The exercise:
What is the number of lines in the entries that include the word "baseline"? Respond with the number only.

Dataset records:
+ + +

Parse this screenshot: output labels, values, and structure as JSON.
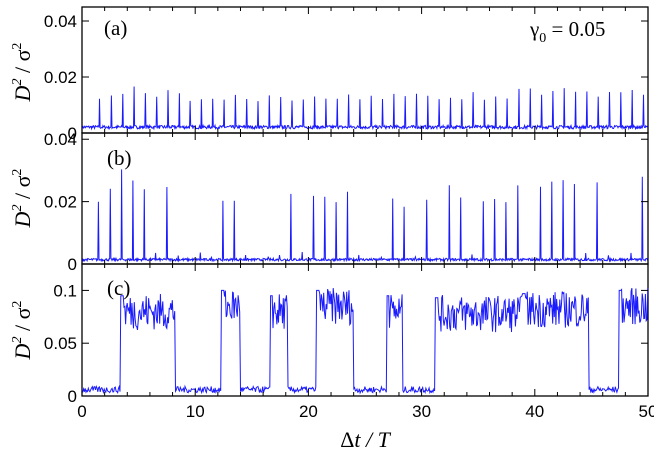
{
  "figure": {
    "annotation": "γ",
    "annotation_sub": "0",
    "annotation_value": " = 0.05",
    "ylabel_base": "D",
    "ylabel_exp": "2",
    "ylabel_sep": " / ",
    "ylabel_den": "σ",
    "ylabel_den_exp": "2",
    "xlabel_delta": "Δ",
    "xlabel_rest": "t / T"
  },
  "colors": {
    "line": "#1a1aff",
    "axes": "#000000"
  },
  "chart_data": [
    {
      "type": "line",
      "panel_label": "(a)",
      "xlim": [
        0,
        50
      ],
      "ylim": [
        0,
        0.045
      ],
      "yticks": [
        0,
        0.02,
        0.04
      ],
      "ytick_labels": [
        "0",
        "0.02",
        "0.04"
      ],
      "grid": false,
      "series": [
        {
          "period": 1,
          "start": 0.6,
          "high_from": 0,
          "high_to": 0.4,
          "baseline": 0.0015,
          "levels": [
            0.018,
            0.016,
            0.015,
            0.016,
            0.018,
            0.016,
            0.015,
            0.017,
            0.016,
            0.015,
            0.016,
            0.017,
            0.016,
            0.018,
            0.017,
            0.016,
            0.018,
            0.017,
            0.016,
            0.017,
            0.018,
            0.016,
            0.017,
            0.019,
            0.017,
            0.018,
            0.017,
            0.019,
            0.018,
            0.02,
            0.018,
            0.017,
            0.018,
            0.017,
            0.019,
            0.017,
            0.018,
            0.016,
            0.017,
            0.018,
            0.016,
            0.017,
            0.018,
            0.016,
            0.017,
            0.015,
            0.017,
            0.016,
            0.018,
            0.016
          ]
        }
      ]
    },
    {
      "type": "line",
      "panel_label": "(b)",
      "xlim": [
        0,
        50
      ],
      "ylim": [
        0,
        0.042
      ],
      "yticks": [
        0,
        0.02,
        0.04
      ],
      "ytick_labels": [
        "0",
        "0.02",
        "0.04"
      ],
      "grid": false,
      "series": [
        {
          "period": 1,
          "start": 0.5,
          "high_from": 0,
          "high_to": 0.45,
          "baseline": 0.001,
          "levels": [
            0.032,
            0.028,
            0.026,
            0.034,
            0.03,
            0.028,
            0.004,
            0.028,
            0.003,
            0.002,
            0.005,
            0.003,
            0.026,
            0.029,
            0.004,
            0.002,
            0.003,
            0.004,
            0.03,
            0.005,
            0.029,
            0.028,
            0.026,
            0.03,
            0.004,
            0.002,
            0.003,
            0.029,
            0.026,
            0.003,
            0.028,
            0.002,
            0.033,
            0.03,
            0.004,
            0.026,
            0.029,
            0.027,
            0.028,
            0.002,
            0.029,
            0.029,
            0.03,
            0.028,
            0.004,
            0.029,
            0.003,
            0.002,
            0.004,
            0.031
          ]
        }
      ]
    },
    {
      "type": "line",
      "panel_label": "(c)",
      "xlim": [
        0,
        50
      ],
      "ylim": [
        0,
        0.125
      ],
      "yticks": [
        0,
        0.05,
        0.1
      ],
      "ytick_labels": [
        "0",
        "0.05",
        "0.1"
      ],
      "grid": false,
      "series": [
        {
          "baseline": 0.003,
          "segments": [
            {
              "x0": 0.0,
              "x1": 3.4,
              "level": 0.003
            },
            {
              "x0": 3.4,
              "x1": 8.2,
              "level": 0.08
            },
            {
              "x0": 8.2,
              "x1": 12.3,
              "level": 0.003
            },
            {
              "x0": 12.3,
              "x1": 14.0,
              "level": 0.085
            },
            {
              "x0": 14.0,
              "x1": 16.6,
              "level": 0.003
            },
            {
              "x0": 16.6,
              "x1": 18.2,
              "level": 0.08
            },
            {
              "x0": 18.2,
              "x1": 20.7,
              "level": 0.003
            },
            {
              "x0": 20.7,
              "x1": 24.0,
              "level": 0.085
            },
            {
              "x0": 24.0,
              "x1": 26.9,
              "level": 0.003
            },
            {
              "x0": 26.9,
              "x1": 28.3,
              "level": 0.08
            },
            {
              "x0": 28.3,
              "x1": 31.2,
              "level": 0.003
            },
            {
              "x0": 31.2,
              "x1": 38.9,
              "level": 0.078
            },
            {
              "x0": 38.9,
              "x1": 44.8,
              "level": 0.082
            },
            {
              "x0": 44.8,
              "x1": 47.4,
              "level": 0.003
            },
            {
              "x0": 47.4,
              "x1": 50.0,
              "level": 0.085
            }
          ]
        }
      ],
      "xticks": [
        0,
        10,
        20,
        30,
        40,
        50
      ],
      "xtick_labels": [
        "0",
        "10",
        "20",
        "30",
        "40",
        "50"
      ]
    }
  ]
}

+ + +

The response:
3